>> begin Records provided
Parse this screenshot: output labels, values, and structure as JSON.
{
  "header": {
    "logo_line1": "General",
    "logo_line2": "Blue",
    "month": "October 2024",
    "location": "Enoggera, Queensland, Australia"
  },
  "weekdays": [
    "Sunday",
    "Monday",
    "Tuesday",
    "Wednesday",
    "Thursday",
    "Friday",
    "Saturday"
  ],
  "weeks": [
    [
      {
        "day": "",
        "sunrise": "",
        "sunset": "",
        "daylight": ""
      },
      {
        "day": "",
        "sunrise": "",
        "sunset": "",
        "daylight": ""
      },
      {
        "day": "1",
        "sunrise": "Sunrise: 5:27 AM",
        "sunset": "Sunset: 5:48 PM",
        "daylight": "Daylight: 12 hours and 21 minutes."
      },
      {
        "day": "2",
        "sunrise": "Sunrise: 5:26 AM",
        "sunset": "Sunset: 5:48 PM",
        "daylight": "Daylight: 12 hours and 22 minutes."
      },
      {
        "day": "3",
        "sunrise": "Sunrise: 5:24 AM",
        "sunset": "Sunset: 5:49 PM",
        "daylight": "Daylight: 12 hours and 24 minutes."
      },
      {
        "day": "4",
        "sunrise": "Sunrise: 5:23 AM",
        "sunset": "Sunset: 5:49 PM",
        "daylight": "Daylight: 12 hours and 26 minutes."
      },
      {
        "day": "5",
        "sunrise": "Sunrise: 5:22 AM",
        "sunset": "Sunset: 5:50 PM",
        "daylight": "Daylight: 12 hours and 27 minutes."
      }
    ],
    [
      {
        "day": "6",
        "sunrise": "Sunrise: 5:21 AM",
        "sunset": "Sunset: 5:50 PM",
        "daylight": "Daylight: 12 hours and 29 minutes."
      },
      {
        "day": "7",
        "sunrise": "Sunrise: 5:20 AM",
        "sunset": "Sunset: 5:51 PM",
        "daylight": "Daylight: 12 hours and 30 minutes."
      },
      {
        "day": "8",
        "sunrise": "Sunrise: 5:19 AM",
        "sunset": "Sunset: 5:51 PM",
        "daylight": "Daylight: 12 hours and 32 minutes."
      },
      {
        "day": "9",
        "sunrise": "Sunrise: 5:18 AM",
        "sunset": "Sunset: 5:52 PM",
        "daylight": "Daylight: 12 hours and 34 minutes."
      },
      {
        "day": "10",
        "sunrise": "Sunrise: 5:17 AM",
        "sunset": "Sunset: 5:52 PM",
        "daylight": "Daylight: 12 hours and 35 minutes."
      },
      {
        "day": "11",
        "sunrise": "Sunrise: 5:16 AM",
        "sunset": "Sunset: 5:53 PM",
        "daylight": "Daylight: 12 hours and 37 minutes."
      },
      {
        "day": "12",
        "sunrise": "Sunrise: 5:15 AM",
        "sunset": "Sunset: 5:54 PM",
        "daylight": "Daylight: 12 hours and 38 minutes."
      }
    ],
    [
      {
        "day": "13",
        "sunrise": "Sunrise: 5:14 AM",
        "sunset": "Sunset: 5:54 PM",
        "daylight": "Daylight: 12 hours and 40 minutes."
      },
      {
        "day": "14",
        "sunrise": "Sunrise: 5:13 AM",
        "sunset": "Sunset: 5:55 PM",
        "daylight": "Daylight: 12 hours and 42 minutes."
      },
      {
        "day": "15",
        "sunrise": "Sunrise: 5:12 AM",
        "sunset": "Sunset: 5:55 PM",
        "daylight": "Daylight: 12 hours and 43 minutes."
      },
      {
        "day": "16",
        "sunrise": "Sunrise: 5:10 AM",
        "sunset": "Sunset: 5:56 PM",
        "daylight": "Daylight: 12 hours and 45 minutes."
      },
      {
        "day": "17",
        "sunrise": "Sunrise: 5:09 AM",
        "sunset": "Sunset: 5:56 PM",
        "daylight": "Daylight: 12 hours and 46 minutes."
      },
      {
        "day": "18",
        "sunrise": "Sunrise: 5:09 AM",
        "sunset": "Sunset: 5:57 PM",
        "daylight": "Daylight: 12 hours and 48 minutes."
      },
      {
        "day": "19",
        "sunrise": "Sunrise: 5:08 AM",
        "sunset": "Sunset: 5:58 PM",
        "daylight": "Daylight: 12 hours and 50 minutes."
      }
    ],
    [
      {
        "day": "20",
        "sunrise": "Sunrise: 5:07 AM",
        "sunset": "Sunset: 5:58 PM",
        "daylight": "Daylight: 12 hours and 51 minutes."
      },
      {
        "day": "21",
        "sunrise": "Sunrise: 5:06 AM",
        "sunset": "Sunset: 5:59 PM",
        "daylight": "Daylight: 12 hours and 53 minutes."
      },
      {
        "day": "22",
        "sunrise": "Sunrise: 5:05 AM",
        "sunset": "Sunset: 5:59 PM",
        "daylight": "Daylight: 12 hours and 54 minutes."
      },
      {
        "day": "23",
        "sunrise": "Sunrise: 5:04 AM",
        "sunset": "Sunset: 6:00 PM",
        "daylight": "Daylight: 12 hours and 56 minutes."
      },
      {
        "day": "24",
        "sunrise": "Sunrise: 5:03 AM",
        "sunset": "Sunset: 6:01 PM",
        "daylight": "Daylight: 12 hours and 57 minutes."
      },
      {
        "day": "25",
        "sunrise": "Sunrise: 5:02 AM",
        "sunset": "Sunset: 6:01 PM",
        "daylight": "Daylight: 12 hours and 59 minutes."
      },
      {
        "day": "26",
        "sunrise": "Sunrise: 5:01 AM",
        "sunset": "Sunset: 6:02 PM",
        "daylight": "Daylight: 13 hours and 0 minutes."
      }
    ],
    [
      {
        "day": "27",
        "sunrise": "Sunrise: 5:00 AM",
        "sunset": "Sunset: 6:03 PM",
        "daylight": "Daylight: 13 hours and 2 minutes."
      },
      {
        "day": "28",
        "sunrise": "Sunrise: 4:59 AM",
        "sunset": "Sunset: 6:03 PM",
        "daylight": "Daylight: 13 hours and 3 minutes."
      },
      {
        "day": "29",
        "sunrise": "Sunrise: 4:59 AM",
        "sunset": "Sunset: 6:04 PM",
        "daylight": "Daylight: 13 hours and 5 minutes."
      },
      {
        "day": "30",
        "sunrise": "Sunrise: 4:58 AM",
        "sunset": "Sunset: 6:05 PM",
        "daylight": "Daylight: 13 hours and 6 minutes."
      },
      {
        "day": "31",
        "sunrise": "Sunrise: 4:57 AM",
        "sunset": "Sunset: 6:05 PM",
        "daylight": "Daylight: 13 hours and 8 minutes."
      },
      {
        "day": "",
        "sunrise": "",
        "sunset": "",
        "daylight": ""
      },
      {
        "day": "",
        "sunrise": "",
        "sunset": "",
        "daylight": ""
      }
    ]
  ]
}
>> end Records provided
What to do:
Write out every line from the records above, word for word.

Worked answer:
Parse this screenshot: output labels, values, and structure as JSON.
{
  "header": {
    "logo_line1": "General",
    "logo_line2": "Blue",
    "month": "October 2024",
    "location": "Enoggera, Queensland, Australia"
  },
  "weekdays": [
    "Sunday",
    "Monday",
    "Tuesday",
    "Wednesday",
    "Thursday",
    "Friday",
    "Saturday"
  ],
  "weeks": [
    [
      {
        "day": "",
        "sunrise": "",
        "sunset": "",
        "daylight": ""
      },
      {
        "day": "",
        "sunrise": "",
        "sunset": "",
        "daylight": ""
      },
      {
        "day": "1",
        "sunrise": "Sunrise: 5:27 AM",
        "sunset": "Sunset: 5:48 PM",
        "daylight": "Daylight: 12 hours and 21 minutes."
      },
      {
        "day": "2",
        "sunrise": "Sunrise: 5:26 AM",
        "sunset": "Sunset: 5:48 PM",
        "daylight": "Daylight: 12 hours and 22 minutes."
      },
      {
        "day": "3",
        "sunrise": "Sunrise: 5:24 AM",
        "sunset": "Sunset: 5:49 PM",
        "daylight": "Daylight: 12 hours and 24 minutes."
      },
      {
        "day": "4",
        "sunrise": "Sunrise: 5:23 AM",
        "sunset": "Sunset: 5:49 PM",
        "daylight": "Daylight: 12 hours and 26 minutes."
      },
      {
        "day": "5",
        "sunrise": "Sunrise: 5:22 AM",
        "sunset": "Sunset: 5:50 PM",
        "daylight": "Daylight: 12 hours and 27 minutes."
      }
    ],
    [
      {
        "day": "6",
        "sunrise": "Sunrise: 5:21 AM",
        "sunset": "Sunset: 5:50 PM",
        "daylight": "Daylight: 12 hours and 29 minutes."
      },
      {
        "day": "7",
        "sunrise": "Sunrise: 5:20 AM",
        "sunset": "Sunset: 5:51 PM",
        "daylight": "Daylight: 12 hours and 30 minutes."
      },
      {
        "day": "8",
        "sunrise": "Sunrise: 5:19 AM",
        "sunset": "Sunset: 5:51 PM",
        "daylight": "Daylight: 12 hours and 32 minutes."
      },
      {
        "day": "9",
        "sunrise": "Sunrise: 5:18 AM",
        "sunset": "Sunset: 5:52 PM",
        "daylight": "Daylight: 12 hours and 34 minutes."
      },
      {
        "day": "10",
        "sunrise": "Sunrise: 5:17 AM",
        "sunset": "Sunset: 5:52 PM",
        "daylight": "Daylight: 12 hours and 35 minutes."
      },
      {
        "day": "11",
        "sunrise": "Sunrise: 5:16 AM",
        "sunset": "Sunset: 5:53 PM",
        "daylight": "Daylight: 12 hours and 37 minutes."
      },
      {
        "day": "12",
        "sunrise": "Sunrise: 5:15 AM",
        "sunset": "Sunset: 5:54 PM",
        "daylight": "Daylight: 12 hours and 38 minutes."
      }
    ],
    [
      {
        "day": "13",
        "sunrise": "Sunrise: 5:14 AM",
        "sunset": "Sunset: 5:54 PM",
        "daylight": "Daylight: 12 hours and 40 minutes."
      },
      {
        "day": "14",
        "sunrise": "Sunrise: 5:13 AM",
        "sunset": "Sunset: 5:55 PM",
        "daylight": "Daylight: 12 hours and 42 minutes."
      },
      {
        "day": "15",
        "sunrise": "Sunrise: 5:12 AM",
        "sunset": "Sunset: 5:55 PM",
        "daylight": "Daylight: 12 hours and 43 minutes."
      },
      {
        "day": "16",
        "sunrise": "Sunrise: 5:10 AM",
        "sunset": "Sunset: 5:56 PM",
        "daylight": "Daylight: 12 hours and 45 minutes."
      },
      {
        "day": "17",
        "sunrise": "Sunrise: 5:09 AM",
        "sunset": "Sunset: 5:56 PM",
        "daylight": "Daylight: 12 hours and 46 minutes."
      },
      {
        "day": "18",
        "sunrise": "Sunrise: 5:09 AM",
        "sunset": "Sunset: 5:57 PM",
        "daylight": "Daylight: 12 hours and 48 minutes."
      },
      {
        "day": "19",
        "sunrise": "Sunrise: 5:08 AM",
        "sunset": "Sunset: 5:58 PM",
        "daylight": "Daylight: 12 hours and 50 minutes."
      }
    ],
    [
      {
        "day": "20",
        "sunrise": "Sunrise: 5:07 AM",
        "sunset": "Sunset: 5:58 PM",
        "daylight": "Daylight: 12 hours and 51 minutes."
      },
      {
        "day": "21",
        "sunrise": "Sunrise: 5:06 AM",
        "sunset": "Sunset: 5:59 PM",
        "daylight": "Daylight: 12 hours and 53 minutes."
      },
      {
        "day": "22",
        "sunrise": "Sunrise: 5:05 AM",
        "sunset": "Sunset: 5:59 PM",
        "daylight": "Daylight: 12 hours and 54 minutes."
      },
      {
        "day": "23",
        "sunrise": "Sunrise: 5:04 AM",
        "sunset": "Sunset: 6:00 PM",
        "daylight": "Daylight: 12 hours and 56 minutes."
      },
      {
        "day": "24",
        "sunrise": "Sunrise: 5:03 AM",
        "sunset": "Sunset: 6:01 PM",
        "daylight": "Daylight: 12 hours and 57 minutes."
      },
      {
        "day": "25",
        "sunrise": "Sunrise: 5:02 AM",
        "sunset": "Sunset: 6:01 PM",
        "daylight": "Daylight: 12 hours and 59 minutes."
      },
      {
        "day": "26",
        "sunrise": "Sunrise: 5:01 AM",
        "sunset": "Sunset: 6:02 PM",
        "daylight": "Daylight: 13 hours and 0 minutes."
      }
    ],
    [
      {
        "day": "27",
        "sunrise": "Sunrise: 5:00 AM",
        "sunset": "Sunset: 6:03 PM",
        "daylight": "Daylight: 13 hours and 2 minutes."
      },
      {
        "day": "28",
        "sunrise": "Sunrise: 4:59 AM",
        "sunset": "Sunset: 6:03 PM",
        "daylight": "Daylight: 13 hours and 3 minutes."
      },
      {
        "day": "29",
        "sunrise": "Sunrise: 4:59 AM",
        "sunset": "Sunset: 6:04 PM",
        "daylight": "Daylight: 13 hours and 5 minutes."
      },
      {
        "day": "30",
        "sunrise": "Sunrise: 4:58 AM",
        "sunset": "Sunset: 6:05 PM",
        "daylight": "Daylight: 13 hours and 6 minutes."
      },
      {
        "day": "31",
        "sunrise": "Sunrise: 4:57 AM",
        "sunset": "Sunset: 6:05 PM",
        "daylight": "Daylight: 13 hours and 8 minutes."
      },
      {
        "day": "",
        "sunrise": "",
        "sunset": "",
        "daylight": ""
      },
      {
        "day": "",
        "sunrise": "",
        "sunset": "",
        "daylight": ""
      }
    ]
  ]
}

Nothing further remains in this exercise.